**YOUR OBJECTIVE**
When a line of the entries contains "mean", please list that line.

**Records from a data collection**
○ ○ ○

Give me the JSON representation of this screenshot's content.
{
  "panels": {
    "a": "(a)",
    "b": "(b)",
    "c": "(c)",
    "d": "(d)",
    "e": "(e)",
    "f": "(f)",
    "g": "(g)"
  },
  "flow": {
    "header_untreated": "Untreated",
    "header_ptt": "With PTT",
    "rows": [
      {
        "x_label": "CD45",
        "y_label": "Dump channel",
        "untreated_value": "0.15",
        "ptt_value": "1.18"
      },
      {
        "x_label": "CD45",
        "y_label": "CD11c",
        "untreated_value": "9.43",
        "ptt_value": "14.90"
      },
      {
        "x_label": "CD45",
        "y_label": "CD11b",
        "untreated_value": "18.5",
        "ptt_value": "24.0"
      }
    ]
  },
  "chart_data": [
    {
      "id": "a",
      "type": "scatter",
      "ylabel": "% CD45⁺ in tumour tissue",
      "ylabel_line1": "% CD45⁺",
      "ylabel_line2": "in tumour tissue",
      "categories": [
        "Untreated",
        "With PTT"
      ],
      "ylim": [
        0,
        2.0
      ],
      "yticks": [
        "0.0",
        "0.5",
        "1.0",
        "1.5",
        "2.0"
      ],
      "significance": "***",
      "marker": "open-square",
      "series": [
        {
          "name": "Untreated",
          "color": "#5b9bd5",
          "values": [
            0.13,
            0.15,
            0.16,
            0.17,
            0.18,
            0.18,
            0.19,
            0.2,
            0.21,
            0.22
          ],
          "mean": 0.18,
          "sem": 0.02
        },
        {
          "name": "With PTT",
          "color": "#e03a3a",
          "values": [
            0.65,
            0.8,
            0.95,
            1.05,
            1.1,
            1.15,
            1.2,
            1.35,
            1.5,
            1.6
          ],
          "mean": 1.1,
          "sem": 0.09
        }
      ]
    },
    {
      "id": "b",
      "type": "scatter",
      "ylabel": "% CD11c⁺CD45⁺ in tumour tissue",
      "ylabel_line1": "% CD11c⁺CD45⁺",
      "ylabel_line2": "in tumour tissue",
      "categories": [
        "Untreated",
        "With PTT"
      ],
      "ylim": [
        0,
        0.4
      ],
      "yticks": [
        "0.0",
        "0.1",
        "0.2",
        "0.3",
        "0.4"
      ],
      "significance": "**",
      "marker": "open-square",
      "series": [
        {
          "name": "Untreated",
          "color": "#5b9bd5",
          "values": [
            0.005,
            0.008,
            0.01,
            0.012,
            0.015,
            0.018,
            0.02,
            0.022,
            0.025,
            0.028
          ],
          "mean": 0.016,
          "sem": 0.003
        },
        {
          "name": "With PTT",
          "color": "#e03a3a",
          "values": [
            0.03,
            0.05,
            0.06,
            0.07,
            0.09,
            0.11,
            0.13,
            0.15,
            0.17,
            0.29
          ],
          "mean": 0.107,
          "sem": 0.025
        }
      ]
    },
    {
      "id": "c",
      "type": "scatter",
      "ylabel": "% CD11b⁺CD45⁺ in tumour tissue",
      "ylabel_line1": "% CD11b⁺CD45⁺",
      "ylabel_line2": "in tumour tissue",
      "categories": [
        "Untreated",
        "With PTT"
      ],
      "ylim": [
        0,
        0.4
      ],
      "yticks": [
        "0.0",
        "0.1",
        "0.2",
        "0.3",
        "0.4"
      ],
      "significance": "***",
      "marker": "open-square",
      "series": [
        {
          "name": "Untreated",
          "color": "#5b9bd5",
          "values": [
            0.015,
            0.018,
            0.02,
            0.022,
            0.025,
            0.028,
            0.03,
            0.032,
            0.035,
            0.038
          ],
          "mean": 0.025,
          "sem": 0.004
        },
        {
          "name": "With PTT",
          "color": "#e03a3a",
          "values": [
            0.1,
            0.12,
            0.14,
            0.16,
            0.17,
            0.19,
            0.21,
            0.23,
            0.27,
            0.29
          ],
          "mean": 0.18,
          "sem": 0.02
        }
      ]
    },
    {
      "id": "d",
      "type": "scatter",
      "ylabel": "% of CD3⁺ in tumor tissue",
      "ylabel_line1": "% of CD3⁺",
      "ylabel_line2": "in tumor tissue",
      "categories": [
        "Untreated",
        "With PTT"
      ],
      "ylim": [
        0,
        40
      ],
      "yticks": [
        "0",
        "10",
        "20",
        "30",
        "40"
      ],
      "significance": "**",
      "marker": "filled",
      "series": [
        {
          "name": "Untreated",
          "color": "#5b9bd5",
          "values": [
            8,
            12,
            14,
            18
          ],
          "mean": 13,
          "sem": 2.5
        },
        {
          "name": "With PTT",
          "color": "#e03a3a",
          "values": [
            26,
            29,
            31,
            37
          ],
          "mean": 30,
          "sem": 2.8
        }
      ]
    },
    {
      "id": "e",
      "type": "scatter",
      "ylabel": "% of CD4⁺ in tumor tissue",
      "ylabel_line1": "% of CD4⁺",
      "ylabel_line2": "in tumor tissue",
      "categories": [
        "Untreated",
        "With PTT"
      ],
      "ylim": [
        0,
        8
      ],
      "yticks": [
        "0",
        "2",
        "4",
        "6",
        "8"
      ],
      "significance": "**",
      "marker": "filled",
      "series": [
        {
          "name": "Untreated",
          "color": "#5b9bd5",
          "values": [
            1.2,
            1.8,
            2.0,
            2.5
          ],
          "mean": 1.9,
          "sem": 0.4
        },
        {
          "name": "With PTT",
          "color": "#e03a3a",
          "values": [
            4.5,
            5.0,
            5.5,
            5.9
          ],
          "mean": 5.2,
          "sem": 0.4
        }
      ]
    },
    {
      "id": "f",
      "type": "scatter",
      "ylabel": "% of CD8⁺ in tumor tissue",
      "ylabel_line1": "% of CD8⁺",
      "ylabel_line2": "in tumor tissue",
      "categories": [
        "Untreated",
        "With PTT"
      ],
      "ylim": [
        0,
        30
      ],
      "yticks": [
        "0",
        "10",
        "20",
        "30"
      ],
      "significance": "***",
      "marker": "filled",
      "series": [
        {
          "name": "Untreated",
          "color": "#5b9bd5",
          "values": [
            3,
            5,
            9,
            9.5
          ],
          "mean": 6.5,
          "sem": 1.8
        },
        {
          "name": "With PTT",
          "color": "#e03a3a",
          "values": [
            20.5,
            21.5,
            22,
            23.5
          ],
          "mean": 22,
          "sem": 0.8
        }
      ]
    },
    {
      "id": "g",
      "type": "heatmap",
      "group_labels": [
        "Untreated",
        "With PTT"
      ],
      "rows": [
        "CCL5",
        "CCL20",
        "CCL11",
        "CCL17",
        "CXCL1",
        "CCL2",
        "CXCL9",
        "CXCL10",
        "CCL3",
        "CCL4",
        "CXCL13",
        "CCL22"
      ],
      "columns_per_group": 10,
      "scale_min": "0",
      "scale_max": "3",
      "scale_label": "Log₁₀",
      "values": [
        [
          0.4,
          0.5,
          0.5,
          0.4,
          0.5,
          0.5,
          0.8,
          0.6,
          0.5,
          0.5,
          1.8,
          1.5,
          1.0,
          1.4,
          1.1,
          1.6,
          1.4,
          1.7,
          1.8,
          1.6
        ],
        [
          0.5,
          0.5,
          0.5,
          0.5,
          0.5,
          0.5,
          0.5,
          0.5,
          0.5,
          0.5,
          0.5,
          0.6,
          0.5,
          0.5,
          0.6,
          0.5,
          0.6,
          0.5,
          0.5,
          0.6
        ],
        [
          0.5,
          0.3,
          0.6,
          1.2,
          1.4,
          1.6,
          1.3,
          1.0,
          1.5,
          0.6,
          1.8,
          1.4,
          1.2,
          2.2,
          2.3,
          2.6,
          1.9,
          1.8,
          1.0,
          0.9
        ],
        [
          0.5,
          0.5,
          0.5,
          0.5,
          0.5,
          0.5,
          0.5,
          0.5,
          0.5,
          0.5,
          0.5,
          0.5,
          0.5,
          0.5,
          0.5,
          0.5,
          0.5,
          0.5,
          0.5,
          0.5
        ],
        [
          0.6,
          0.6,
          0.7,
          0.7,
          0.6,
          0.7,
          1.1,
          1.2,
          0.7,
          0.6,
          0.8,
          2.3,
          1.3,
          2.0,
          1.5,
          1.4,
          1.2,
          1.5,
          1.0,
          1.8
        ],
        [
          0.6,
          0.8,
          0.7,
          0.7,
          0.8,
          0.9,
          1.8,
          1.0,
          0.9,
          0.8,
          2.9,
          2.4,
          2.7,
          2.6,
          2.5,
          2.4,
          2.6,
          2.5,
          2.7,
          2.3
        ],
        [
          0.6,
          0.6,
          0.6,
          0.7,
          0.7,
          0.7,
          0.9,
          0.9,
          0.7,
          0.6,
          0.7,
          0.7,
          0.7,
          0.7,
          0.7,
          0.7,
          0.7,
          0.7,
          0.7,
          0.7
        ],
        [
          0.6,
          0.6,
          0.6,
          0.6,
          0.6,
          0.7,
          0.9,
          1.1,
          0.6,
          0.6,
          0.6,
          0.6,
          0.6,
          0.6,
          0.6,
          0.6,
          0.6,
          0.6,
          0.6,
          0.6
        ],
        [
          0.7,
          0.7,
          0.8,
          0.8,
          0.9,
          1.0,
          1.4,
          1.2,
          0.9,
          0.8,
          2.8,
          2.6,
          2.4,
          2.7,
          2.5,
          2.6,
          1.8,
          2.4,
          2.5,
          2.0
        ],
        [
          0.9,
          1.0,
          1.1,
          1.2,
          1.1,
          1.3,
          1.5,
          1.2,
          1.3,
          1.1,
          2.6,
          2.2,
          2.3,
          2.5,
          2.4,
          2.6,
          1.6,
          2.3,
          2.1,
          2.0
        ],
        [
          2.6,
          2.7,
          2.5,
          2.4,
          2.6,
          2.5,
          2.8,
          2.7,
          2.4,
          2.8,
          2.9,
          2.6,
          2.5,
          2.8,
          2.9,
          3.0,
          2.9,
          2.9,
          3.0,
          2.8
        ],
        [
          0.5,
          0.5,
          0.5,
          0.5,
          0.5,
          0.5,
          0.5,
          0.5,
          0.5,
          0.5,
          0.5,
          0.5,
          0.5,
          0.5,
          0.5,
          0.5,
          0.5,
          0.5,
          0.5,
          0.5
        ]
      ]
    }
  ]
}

○ ○ ○

**YOUR SOLUTION**
          "mean": 0.18,
          "mean": 1.1,
          "mean": 0.016,
          "mean": 0.107,
          "mean": 0.025,
          "mean": 0.18,
          "mean": 13,
          "mean": 30,
          "mean": 1.9,
          "mean": 5.2,
          "mean": 6.5,
          "mean": 22,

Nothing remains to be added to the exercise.